TASK PROMPT
Bring together all lines of the material below that contain the string "title".

[Begin DATASET]

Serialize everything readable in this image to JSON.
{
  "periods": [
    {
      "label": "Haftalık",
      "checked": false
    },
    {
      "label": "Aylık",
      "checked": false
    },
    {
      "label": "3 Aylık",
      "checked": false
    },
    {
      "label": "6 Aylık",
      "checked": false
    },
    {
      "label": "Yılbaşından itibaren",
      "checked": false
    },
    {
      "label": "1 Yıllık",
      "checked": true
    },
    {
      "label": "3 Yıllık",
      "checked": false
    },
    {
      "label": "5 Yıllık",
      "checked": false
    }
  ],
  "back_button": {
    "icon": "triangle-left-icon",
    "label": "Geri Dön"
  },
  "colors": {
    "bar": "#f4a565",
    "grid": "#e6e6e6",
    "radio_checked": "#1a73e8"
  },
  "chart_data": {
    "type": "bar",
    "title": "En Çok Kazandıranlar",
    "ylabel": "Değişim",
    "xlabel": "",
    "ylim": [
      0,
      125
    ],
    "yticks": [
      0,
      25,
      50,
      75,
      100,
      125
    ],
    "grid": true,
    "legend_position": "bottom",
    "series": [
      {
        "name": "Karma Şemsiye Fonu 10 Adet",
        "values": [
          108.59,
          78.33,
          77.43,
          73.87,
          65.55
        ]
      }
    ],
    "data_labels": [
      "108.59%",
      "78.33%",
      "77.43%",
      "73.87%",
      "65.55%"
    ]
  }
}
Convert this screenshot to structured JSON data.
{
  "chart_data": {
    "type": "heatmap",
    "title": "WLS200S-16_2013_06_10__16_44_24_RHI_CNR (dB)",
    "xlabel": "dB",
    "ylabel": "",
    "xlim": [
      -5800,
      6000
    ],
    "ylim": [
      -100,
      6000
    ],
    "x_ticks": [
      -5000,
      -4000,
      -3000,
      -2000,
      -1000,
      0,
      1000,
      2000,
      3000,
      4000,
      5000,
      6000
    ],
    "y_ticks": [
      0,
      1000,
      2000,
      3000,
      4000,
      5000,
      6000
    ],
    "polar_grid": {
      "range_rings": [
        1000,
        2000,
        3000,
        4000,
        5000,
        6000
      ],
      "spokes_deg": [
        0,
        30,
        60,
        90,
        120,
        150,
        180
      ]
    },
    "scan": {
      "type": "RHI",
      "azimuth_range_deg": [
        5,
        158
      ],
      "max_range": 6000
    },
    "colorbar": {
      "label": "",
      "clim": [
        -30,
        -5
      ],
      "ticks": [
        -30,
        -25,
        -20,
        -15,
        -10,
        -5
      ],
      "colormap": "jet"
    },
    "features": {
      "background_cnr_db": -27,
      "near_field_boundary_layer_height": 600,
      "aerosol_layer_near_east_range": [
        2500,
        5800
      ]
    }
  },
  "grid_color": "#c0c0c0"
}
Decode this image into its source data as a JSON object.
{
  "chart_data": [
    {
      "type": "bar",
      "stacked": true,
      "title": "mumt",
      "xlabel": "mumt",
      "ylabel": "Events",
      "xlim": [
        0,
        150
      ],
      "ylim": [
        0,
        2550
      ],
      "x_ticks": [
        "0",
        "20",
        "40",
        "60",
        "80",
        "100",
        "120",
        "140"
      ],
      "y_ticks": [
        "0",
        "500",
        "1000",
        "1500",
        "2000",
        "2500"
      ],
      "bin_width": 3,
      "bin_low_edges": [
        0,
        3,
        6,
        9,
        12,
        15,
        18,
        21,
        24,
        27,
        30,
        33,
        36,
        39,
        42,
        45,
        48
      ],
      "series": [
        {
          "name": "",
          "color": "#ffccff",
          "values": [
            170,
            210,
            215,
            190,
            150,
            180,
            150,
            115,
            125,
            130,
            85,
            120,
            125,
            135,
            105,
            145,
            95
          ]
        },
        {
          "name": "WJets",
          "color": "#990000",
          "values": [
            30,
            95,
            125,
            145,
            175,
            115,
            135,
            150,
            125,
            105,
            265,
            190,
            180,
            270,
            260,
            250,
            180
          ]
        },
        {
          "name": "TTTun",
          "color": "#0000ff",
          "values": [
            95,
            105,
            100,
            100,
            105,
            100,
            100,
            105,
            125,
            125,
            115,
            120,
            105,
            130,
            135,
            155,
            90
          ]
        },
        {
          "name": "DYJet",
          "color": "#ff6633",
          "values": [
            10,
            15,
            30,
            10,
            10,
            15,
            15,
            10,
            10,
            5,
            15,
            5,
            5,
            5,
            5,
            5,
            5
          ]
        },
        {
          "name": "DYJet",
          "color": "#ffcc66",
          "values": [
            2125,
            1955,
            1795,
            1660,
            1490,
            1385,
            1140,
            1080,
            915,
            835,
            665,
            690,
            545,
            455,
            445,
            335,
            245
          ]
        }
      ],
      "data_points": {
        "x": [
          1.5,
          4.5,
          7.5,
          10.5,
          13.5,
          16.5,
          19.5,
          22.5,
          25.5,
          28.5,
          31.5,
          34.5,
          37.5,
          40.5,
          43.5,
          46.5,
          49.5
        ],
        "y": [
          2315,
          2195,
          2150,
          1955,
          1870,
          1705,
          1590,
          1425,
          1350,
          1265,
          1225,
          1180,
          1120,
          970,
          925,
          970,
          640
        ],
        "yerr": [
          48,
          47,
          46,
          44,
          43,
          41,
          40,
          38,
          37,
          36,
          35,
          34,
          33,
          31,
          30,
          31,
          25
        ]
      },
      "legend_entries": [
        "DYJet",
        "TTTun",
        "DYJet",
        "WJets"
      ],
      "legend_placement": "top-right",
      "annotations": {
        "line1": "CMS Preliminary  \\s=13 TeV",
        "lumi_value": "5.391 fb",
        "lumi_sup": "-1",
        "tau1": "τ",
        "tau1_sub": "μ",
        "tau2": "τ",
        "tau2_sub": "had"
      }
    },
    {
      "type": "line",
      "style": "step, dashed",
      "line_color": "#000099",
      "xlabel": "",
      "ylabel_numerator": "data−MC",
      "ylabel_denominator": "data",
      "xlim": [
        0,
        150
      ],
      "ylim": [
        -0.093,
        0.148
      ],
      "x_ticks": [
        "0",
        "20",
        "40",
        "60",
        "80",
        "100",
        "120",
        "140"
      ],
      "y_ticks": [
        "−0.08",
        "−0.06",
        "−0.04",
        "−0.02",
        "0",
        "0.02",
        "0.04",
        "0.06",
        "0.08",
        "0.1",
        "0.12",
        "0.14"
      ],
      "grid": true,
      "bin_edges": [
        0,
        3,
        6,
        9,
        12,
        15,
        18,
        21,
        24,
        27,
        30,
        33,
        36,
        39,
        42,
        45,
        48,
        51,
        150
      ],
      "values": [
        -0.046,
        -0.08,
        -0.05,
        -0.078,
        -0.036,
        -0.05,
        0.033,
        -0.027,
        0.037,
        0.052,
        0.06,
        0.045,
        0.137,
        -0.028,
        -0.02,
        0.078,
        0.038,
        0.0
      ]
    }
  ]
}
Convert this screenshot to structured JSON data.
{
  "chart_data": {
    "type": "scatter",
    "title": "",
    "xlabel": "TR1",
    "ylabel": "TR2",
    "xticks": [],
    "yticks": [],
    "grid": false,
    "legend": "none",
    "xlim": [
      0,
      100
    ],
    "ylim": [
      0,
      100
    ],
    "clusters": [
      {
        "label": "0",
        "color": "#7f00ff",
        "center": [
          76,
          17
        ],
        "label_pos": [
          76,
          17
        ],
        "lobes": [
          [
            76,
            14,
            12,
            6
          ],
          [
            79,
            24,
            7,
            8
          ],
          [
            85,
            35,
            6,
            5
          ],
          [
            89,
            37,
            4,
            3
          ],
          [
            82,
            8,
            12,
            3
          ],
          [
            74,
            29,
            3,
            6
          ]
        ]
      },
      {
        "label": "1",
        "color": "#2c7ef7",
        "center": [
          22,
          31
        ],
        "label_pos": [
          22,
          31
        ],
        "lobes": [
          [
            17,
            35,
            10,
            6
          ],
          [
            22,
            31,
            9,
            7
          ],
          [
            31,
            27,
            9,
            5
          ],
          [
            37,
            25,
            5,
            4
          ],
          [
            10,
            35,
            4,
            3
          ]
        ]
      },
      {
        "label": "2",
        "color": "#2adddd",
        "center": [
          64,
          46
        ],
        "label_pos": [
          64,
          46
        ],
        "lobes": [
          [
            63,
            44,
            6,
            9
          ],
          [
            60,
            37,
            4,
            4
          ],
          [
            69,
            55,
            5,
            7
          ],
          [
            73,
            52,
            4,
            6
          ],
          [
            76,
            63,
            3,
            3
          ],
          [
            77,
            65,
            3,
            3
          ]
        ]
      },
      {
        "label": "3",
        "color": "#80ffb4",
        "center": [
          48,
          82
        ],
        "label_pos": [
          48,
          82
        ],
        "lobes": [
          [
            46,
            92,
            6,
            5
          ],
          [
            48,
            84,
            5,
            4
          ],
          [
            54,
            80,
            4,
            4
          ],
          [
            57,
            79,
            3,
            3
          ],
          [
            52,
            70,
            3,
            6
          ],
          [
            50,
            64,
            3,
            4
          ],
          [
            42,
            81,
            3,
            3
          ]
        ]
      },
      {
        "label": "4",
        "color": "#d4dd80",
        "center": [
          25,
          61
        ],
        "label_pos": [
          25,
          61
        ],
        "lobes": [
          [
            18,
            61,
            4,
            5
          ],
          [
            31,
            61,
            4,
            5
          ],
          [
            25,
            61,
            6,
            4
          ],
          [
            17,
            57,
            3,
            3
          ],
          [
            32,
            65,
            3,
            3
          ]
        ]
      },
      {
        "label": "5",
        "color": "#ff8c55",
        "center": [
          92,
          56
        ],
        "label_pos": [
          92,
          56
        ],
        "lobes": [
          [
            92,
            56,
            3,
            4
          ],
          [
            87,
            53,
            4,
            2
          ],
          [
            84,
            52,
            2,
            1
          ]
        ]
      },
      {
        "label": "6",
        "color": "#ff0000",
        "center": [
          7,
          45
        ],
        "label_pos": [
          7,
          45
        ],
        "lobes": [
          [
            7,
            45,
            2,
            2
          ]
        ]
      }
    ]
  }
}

[End DATASET]

FINAL RESULT
    "title": "En Çok Kazandıranlar",
    "title": "WLS200S-16_2013_06_10__16_44_24_RHI_CNR (dB)",
      "title": "mumt",
    "title": "",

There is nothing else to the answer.